Report every line in the listing that contains the string "Bytes".

**** DATA LINES

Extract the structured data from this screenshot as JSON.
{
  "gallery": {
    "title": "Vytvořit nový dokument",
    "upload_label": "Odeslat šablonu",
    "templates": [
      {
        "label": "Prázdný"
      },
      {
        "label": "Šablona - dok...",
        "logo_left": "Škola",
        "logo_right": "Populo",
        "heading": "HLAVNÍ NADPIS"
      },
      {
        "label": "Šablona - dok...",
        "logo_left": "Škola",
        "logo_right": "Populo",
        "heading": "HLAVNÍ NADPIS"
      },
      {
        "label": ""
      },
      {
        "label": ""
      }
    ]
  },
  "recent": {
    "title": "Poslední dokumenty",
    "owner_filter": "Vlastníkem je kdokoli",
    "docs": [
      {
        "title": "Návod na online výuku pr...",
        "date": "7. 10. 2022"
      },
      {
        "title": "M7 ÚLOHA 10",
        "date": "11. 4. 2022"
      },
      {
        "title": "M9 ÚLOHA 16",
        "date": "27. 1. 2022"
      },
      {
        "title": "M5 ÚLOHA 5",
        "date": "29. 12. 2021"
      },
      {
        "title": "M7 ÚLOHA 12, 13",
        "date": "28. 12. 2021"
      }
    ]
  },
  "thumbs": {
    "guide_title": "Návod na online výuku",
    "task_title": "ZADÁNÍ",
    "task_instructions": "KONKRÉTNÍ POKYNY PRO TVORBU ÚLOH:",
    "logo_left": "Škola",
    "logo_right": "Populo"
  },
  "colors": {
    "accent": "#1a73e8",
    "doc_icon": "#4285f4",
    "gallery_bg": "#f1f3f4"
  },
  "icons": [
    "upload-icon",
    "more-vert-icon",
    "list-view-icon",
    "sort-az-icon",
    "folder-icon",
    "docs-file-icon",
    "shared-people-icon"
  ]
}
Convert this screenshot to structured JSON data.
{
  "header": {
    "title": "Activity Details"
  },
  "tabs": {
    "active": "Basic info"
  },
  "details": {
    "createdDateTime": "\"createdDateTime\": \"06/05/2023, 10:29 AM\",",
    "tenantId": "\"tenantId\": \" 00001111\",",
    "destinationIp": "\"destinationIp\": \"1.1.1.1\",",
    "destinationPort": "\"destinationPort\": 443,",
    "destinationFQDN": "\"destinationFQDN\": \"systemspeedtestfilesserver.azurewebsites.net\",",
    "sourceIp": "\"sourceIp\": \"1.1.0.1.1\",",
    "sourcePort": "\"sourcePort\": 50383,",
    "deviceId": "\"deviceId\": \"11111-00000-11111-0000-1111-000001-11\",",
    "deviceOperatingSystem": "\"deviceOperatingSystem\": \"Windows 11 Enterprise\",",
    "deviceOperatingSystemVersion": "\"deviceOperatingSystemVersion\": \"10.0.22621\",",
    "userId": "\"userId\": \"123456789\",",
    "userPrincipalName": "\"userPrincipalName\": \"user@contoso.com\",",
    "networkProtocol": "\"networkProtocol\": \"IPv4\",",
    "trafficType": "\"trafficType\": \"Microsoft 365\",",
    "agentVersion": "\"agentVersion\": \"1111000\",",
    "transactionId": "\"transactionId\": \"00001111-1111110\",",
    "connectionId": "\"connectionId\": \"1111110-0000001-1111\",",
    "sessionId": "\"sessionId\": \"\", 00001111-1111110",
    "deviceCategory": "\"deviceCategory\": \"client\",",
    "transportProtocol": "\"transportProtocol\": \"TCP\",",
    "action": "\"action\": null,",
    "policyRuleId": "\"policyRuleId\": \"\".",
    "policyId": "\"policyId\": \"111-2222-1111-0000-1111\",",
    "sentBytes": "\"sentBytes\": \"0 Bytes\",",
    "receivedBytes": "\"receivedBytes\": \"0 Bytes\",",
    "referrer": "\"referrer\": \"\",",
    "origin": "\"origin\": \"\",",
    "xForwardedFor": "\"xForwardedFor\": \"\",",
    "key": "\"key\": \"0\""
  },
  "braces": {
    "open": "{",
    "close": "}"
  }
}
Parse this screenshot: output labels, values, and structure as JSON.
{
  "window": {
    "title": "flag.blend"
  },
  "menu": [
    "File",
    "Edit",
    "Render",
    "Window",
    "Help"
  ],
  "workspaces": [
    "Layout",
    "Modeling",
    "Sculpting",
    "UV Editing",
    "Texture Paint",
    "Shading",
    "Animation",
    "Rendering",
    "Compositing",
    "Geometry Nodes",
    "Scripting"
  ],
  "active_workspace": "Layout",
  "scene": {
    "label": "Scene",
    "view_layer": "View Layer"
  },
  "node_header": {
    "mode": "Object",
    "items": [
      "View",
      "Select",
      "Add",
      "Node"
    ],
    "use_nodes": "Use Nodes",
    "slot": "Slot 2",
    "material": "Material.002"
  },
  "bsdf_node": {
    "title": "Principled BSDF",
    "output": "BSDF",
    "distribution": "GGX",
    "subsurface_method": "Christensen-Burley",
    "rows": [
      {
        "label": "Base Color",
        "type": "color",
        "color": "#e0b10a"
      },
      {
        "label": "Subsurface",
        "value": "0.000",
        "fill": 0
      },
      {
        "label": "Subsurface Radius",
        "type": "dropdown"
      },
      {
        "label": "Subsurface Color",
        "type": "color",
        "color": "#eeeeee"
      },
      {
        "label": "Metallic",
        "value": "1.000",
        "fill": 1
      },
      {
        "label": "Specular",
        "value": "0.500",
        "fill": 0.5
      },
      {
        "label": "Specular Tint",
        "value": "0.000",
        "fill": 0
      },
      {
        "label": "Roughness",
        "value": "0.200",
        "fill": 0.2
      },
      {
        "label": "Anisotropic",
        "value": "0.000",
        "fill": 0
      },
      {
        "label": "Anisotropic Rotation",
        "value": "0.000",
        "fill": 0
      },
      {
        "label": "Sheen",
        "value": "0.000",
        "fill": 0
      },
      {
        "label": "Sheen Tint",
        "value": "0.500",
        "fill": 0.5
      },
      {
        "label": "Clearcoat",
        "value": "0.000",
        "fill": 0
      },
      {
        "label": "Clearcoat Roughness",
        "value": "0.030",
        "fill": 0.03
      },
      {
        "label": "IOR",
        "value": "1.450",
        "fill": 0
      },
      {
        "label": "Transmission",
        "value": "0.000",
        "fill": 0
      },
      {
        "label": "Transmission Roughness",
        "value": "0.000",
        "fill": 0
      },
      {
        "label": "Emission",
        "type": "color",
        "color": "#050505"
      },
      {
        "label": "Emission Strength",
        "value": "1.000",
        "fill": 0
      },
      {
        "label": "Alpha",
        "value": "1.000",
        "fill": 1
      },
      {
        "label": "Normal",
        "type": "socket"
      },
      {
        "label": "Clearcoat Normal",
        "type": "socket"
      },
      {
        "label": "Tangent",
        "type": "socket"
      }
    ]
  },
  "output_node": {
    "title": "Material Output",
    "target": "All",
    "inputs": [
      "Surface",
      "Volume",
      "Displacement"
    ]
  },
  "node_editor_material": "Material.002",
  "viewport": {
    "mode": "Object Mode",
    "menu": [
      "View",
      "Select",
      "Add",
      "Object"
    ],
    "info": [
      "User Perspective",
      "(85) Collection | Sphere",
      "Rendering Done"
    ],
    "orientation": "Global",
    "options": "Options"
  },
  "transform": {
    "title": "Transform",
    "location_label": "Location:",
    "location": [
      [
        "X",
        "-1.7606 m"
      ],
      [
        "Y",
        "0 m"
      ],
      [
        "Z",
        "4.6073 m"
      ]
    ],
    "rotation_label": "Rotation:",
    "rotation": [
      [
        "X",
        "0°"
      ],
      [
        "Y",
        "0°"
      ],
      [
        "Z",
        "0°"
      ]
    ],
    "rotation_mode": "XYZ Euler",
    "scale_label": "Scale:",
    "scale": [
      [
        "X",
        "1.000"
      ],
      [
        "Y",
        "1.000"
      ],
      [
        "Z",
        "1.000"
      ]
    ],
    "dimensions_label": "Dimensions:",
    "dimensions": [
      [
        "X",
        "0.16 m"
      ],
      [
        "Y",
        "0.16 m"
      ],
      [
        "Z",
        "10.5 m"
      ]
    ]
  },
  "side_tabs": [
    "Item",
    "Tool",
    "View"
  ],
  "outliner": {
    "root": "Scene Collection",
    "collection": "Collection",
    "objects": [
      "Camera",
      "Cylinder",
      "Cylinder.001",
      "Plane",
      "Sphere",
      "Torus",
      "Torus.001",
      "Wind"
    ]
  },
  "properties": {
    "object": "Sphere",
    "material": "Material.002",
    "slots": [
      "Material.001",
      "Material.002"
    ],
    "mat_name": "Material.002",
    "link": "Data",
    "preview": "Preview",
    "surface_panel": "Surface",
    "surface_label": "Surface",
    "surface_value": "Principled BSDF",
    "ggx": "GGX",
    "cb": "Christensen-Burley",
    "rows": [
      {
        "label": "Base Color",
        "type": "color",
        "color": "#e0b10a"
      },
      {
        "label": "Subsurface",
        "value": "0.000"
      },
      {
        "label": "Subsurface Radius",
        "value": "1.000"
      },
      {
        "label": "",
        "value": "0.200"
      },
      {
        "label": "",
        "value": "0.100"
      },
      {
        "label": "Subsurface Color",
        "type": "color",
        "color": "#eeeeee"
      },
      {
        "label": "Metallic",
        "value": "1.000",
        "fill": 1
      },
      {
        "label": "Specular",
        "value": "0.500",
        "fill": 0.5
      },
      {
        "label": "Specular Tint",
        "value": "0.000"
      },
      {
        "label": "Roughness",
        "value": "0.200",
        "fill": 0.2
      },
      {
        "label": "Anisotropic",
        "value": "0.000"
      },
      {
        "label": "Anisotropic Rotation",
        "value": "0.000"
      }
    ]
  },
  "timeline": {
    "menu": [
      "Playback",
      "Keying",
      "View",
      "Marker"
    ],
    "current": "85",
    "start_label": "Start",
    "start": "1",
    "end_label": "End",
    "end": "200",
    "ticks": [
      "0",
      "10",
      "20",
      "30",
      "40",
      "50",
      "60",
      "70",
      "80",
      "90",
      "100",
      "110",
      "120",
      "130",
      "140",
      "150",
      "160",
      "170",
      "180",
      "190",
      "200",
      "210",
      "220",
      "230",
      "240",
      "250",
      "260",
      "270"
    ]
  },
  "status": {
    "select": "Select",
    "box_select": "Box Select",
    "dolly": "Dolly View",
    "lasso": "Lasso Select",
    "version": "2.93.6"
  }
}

********

**THE OUTPUT**.
    "sentBytes": "\"sentBytes\": \"0 Bytes\",",
    "receivedBytes": "\"receivedBytes\": \"0 Bytes\",",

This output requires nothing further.